Extract provided: Begin

Electronic devices around the house seem to be multiplying, so it stands to reason that more small batteries—health threats when swallowed by children—are being used to power them. "If I only paid attention to the kind of batteries the remote controls required!" one woman wrote on a hospital blog after her son's ordeal. The 1-year-old ate a button battery that fell out of a DVD player remote. It burned a hole through his esophagus, and he needed six surgeries, CNN reports. But the batteries aren't just in remotes or prominent devices: They can be found in blinking ornaments and singing greeting cards.
Children were taken to emergency rooms twice as often from 2010 to 2019 with battery poisoning as in the decade before, a new study has found. For children under 18, that works out to one battery-related emergency visit every 1.25 hours, said the report, which was published Monday in Pediatrics. Toddlers, who often put objects they find in their mouths, are the biggest worry. Lithium button batteries still have a current after falling out of a device, which can interact with saliva if a battery gets stuck in a child's throat. That leads to "a chemical reaction that can severely burn the esophagus in as little as two hours," Children's Hospital of Philadelphia warned.

Extract provided: End
Information supplied: Begin

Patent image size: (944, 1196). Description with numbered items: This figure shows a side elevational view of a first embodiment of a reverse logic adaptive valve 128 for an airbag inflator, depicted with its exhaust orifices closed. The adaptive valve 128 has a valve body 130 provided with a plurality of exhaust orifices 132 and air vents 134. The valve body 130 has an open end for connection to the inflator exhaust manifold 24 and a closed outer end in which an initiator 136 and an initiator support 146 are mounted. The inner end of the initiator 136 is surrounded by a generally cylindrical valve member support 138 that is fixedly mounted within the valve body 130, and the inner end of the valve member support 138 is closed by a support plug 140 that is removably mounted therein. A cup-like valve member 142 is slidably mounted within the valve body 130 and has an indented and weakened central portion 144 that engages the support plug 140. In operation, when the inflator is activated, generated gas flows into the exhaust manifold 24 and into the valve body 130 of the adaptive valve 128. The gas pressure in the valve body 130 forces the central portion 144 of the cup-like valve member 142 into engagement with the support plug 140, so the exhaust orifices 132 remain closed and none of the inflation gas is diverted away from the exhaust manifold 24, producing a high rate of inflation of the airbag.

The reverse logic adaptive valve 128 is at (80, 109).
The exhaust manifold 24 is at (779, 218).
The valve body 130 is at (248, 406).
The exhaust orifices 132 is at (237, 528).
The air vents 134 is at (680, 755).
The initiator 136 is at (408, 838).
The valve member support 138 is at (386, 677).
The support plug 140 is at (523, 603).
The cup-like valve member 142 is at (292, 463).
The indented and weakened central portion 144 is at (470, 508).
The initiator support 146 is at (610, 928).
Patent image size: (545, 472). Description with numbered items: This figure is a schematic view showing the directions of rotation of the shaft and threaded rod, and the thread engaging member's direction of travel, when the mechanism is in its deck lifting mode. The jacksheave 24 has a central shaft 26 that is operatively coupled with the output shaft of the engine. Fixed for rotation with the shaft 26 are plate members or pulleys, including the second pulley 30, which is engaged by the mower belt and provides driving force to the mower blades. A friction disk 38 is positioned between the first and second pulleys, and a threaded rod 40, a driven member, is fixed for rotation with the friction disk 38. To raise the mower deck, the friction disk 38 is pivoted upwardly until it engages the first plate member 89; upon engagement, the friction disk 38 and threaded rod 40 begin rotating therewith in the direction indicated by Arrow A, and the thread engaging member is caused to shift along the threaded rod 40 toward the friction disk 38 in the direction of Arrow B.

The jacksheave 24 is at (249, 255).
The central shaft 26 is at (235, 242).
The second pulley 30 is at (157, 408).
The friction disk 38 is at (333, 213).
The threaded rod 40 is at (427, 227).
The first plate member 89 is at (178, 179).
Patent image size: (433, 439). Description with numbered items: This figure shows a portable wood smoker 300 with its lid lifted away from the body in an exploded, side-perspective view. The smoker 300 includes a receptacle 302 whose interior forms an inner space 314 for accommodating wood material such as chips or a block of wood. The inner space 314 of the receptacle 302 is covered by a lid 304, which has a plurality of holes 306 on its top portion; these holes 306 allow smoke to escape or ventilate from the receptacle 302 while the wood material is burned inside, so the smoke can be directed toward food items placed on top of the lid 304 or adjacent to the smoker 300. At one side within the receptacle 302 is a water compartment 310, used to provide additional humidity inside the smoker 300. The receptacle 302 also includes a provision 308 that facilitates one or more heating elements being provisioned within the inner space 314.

Information supplied: End

[Work task 1]: Translate this sentence from the battery-safety article into Spanish: "Toddlers, who often put objects they find in their mouths, are the biggest worry."
[Work task 2]: Rewrite the passage of the battery-safety article that begins at the words "Electronic devices around" and ends after "singing greeting cards.", changing "greeting cards" to "birthday cards".

[Exercise solution 1]: Los niños pequeños, que a menudo se llevan a la boca los objetos que encuentran, son la mayor preocupación.

[Exercise solution 2]:
Electronic devices around the house seem to be multiplying, so it stands to reason that more small batteries—health threats when swallowed by children—are being used to power them. "If I only paid attention to the kind of batteries the remote controls required!" one woman wrote on a hospital blog after her son's ordeal. The 1-year-old ate a button battery that fell out of a DVD player remote. It burned a hole through his esophagus, and he needed six surgeries, CNN reports. But the batteries aren't just in remotes or prominent devices: They can be found in blinking ornaments and singing birthday cards.